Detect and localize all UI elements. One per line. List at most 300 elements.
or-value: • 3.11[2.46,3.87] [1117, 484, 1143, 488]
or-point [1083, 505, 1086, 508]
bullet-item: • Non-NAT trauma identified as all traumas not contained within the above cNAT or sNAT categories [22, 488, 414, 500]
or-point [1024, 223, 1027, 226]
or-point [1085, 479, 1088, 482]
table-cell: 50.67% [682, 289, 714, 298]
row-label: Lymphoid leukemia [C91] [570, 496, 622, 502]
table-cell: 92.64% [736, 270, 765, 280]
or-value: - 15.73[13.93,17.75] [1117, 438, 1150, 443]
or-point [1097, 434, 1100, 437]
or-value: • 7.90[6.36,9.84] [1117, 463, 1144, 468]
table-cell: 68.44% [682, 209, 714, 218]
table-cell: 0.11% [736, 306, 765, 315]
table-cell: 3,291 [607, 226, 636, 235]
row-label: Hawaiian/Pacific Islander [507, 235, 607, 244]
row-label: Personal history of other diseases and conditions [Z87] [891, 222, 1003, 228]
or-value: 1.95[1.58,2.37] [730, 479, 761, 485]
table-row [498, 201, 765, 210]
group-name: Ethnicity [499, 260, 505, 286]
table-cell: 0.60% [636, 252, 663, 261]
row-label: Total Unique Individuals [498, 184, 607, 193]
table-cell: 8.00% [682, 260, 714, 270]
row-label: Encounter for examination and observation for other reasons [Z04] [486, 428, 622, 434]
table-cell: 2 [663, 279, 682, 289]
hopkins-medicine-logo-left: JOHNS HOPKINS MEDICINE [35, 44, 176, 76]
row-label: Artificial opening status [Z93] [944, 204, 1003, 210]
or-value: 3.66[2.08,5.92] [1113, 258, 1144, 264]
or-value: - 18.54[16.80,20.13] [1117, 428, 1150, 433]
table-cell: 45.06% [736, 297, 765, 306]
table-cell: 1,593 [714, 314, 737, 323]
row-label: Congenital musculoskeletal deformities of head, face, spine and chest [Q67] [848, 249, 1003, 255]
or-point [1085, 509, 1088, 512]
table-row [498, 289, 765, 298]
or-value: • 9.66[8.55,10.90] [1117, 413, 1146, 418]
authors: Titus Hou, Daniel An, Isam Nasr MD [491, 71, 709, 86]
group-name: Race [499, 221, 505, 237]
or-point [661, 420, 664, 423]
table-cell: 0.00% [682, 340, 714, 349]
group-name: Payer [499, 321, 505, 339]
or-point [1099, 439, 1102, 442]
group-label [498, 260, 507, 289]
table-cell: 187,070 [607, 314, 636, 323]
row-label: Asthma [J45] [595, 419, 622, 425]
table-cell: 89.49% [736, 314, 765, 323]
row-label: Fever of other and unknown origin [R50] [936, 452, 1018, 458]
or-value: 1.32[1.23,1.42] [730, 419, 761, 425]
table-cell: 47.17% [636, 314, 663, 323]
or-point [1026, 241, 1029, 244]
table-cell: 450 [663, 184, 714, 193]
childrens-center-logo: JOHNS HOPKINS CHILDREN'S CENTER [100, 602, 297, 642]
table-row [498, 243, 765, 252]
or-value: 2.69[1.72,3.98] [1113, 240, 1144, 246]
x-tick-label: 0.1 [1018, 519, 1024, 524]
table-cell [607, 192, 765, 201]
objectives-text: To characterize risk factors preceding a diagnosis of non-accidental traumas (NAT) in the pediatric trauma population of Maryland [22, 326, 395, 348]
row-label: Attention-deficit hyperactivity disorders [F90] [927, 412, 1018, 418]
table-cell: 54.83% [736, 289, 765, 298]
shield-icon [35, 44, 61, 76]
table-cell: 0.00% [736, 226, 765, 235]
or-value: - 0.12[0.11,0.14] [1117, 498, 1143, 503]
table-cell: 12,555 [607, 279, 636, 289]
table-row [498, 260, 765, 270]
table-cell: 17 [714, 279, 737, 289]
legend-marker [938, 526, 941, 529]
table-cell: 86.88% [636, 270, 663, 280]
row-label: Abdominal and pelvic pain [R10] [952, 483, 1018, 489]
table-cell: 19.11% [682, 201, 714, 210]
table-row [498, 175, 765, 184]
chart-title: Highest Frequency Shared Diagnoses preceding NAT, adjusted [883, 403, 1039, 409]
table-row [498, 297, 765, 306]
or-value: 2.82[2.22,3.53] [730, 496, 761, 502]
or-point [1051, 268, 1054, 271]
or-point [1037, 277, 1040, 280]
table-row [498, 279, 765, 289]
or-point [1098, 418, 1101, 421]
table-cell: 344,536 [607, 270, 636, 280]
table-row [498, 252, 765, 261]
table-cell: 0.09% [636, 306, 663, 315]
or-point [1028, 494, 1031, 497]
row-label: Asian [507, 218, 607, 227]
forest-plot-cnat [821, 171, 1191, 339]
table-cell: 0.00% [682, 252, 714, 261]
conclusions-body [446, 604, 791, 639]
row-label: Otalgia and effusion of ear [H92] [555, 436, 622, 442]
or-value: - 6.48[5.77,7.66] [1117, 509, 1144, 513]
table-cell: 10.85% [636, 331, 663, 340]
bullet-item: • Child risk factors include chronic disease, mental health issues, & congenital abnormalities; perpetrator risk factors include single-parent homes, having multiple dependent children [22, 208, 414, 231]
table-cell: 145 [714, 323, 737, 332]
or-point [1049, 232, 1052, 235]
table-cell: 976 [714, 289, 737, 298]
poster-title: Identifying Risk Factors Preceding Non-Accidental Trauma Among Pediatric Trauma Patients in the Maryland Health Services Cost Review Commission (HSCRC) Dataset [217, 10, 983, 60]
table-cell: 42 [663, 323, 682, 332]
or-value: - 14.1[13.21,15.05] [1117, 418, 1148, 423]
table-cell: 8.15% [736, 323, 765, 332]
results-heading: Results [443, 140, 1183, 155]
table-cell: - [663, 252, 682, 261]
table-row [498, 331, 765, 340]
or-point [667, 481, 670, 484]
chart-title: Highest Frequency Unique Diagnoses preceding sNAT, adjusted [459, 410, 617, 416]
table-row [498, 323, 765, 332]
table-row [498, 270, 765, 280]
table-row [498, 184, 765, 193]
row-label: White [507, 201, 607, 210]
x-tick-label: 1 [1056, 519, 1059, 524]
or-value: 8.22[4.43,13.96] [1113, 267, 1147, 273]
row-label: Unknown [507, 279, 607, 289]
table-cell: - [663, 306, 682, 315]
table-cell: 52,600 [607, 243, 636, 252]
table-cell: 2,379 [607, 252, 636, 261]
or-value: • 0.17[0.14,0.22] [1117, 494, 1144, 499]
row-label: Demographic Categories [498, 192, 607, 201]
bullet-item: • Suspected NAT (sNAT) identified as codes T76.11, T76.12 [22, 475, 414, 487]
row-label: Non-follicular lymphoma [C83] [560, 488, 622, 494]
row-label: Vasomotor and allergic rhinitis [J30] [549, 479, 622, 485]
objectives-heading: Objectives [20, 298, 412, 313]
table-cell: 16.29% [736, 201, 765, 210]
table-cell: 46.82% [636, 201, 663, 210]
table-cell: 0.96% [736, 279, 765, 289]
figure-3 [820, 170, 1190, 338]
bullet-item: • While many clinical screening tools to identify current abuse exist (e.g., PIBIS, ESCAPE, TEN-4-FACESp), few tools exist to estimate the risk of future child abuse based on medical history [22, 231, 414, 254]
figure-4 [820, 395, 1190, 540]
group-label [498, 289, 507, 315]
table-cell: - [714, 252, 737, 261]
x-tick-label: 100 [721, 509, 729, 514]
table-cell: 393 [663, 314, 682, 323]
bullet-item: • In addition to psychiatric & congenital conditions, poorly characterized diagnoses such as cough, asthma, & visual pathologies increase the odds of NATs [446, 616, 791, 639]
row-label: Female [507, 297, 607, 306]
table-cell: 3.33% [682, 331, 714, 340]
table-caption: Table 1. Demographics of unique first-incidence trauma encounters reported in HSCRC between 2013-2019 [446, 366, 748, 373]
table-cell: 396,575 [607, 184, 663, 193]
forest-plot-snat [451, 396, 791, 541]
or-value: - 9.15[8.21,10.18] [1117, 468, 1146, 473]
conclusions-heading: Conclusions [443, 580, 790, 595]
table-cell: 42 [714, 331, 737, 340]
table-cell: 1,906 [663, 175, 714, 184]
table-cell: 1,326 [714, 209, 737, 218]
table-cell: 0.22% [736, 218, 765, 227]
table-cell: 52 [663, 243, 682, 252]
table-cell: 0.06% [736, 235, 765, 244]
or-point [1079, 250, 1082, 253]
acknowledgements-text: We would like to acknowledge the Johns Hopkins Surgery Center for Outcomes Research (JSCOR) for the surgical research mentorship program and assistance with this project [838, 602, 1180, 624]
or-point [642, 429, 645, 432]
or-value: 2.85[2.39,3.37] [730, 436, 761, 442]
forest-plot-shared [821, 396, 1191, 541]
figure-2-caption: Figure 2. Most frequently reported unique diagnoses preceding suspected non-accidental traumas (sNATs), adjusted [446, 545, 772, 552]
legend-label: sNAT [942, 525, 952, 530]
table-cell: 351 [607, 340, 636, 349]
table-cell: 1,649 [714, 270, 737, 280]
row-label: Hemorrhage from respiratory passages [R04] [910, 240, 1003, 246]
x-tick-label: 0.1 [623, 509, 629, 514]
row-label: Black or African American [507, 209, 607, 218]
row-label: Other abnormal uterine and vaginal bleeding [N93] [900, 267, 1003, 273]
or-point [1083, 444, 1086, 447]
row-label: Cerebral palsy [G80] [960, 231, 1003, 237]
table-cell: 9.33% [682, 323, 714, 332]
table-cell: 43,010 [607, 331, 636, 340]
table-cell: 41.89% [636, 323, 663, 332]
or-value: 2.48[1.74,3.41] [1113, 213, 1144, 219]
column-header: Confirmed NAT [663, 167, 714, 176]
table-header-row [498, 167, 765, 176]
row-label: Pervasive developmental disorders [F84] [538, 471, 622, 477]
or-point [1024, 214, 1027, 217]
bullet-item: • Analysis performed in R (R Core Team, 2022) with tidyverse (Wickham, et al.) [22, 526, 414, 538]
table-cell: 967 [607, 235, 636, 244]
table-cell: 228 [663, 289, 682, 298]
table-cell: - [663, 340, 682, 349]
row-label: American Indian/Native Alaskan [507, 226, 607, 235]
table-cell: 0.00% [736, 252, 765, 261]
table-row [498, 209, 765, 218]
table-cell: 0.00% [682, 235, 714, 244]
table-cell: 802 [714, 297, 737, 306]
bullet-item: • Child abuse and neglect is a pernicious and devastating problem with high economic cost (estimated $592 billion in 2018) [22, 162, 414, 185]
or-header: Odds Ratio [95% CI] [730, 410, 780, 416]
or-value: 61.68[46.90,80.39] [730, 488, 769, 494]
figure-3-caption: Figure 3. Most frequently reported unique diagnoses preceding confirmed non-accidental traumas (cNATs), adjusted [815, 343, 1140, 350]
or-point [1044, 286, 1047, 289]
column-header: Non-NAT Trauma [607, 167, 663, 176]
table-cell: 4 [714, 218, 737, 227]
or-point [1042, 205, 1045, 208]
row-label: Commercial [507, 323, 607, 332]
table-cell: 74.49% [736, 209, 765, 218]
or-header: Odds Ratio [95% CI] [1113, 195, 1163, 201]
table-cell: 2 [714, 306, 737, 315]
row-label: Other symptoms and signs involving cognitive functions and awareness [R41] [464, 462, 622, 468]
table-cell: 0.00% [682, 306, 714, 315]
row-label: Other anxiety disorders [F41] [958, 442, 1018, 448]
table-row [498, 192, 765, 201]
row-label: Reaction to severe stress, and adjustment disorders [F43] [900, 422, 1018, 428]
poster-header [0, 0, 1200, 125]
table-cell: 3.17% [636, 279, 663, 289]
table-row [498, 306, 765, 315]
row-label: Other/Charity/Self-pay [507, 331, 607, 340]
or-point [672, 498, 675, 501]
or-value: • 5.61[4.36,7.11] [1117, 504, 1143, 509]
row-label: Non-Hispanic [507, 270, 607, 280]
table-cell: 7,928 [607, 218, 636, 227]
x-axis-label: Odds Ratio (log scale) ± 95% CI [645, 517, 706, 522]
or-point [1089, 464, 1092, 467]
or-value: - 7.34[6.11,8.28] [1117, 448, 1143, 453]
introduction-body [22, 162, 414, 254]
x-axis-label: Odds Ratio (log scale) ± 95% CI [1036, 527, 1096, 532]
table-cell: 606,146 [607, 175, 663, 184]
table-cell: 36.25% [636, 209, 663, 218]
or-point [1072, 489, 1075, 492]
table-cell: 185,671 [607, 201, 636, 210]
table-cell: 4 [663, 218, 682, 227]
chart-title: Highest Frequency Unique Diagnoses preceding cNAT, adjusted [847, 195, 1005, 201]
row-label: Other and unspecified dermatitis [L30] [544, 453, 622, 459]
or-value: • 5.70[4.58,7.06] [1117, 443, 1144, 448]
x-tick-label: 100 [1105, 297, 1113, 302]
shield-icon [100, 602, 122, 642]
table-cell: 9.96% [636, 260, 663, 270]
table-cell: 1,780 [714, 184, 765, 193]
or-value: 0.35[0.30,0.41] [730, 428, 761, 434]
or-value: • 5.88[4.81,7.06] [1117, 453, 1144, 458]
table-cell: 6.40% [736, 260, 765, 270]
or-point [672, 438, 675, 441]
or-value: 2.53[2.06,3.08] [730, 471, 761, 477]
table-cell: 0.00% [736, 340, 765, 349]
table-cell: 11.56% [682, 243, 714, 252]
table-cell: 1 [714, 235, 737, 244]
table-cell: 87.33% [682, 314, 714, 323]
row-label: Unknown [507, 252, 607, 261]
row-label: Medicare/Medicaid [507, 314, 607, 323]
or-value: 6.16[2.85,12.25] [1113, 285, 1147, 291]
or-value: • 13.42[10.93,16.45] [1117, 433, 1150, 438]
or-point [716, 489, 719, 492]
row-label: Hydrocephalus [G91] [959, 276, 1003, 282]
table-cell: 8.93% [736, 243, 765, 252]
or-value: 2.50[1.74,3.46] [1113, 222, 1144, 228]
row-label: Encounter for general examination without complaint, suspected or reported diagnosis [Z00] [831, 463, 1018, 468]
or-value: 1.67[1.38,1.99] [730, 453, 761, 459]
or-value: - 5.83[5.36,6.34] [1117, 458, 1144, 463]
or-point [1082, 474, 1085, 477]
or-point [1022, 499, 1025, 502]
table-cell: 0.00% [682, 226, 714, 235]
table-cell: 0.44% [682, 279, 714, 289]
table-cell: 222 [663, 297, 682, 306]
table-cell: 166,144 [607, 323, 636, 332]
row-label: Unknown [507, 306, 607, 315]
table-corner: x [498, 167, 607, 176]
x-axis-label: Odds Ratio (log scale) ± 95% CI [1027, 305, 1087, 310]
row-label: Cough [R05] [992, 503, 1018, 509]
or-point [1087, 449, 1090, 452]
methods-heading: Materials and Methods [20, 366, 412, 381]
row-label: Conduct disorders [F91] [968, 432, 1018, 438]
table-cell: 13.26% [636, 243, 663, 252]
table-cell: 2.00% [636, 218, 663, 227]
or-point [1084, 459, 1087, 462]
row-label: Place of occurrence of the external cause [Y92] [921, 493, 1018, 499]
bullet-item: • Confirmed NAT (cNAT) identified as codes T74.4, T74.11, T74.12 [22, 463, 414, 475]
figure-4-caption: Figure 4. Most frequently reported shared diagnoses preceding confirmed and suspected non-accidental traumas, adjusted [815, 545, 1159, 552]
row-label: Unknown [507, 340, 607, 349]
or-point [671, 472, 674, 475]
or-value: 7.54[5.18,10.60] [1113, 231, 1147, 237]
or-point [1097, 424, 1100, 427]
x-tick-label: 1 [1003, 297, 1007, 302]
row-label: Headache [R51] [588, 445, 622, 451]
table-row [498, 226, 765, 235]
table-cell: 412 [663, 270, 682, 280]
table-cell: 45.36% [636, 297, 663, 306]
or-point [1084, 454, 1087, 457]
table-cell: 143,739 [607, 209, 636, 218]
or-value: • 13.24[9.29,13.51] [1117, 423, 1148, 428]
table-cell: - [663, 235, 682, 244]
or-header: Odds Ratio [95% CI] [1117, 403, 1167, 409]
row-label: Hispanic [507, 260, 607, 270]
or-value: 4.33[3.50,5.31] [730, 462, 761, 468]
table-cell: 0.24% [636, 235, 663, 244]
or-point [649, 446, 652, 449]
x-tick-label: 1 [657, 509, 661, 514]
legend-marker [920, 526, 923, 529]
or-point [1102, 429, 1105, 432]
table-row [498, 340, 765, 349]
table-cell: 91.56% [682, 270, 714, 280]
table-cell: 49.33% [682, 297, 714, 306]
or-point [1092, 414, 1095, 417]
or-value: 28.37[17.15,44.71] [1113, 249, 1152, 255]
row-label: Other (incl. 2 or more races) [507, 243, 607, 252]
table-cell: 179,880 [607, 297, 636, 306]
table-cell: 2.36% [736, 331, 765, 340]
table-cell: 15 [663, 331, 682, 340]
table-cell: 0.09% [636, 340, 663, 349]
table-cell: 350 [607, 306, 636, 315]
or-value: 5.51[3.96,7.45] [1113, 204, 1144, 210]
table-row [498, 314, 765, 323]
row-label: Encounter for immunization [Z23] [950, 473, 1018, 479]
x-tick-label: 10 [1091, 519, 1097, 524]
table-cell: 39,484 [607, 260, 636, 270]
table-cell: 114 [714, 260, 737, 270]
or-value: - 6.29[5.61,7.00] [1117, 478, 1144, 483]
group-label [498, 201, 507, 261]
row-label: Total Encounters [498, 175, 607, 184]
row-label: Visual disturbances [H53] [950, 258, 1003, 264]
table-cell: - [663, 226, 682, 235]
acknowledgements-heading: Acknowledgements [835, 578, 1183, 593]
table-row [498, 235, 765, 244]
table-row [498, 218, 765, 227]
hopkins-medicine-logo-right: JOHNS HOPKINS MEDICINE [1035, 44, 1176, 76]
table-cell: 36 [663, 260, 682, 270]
----------
### YOUR ASSIGNMENT:
Your answer must consist of every line from the listing that holds the string "history".

### WRITTEN ANSWER:
row-label: Personal history of other diseases and conditions [Z87] [891, 222, 1003, 228]
bullet-item: • While many clinical screening tools to identify current abuse exist (e.g., PIBIS, ESCAPE, TEN-4-FACESp), few tools exist to estimate the risk of future child abuse based on medical history [22, 231, 414, 254]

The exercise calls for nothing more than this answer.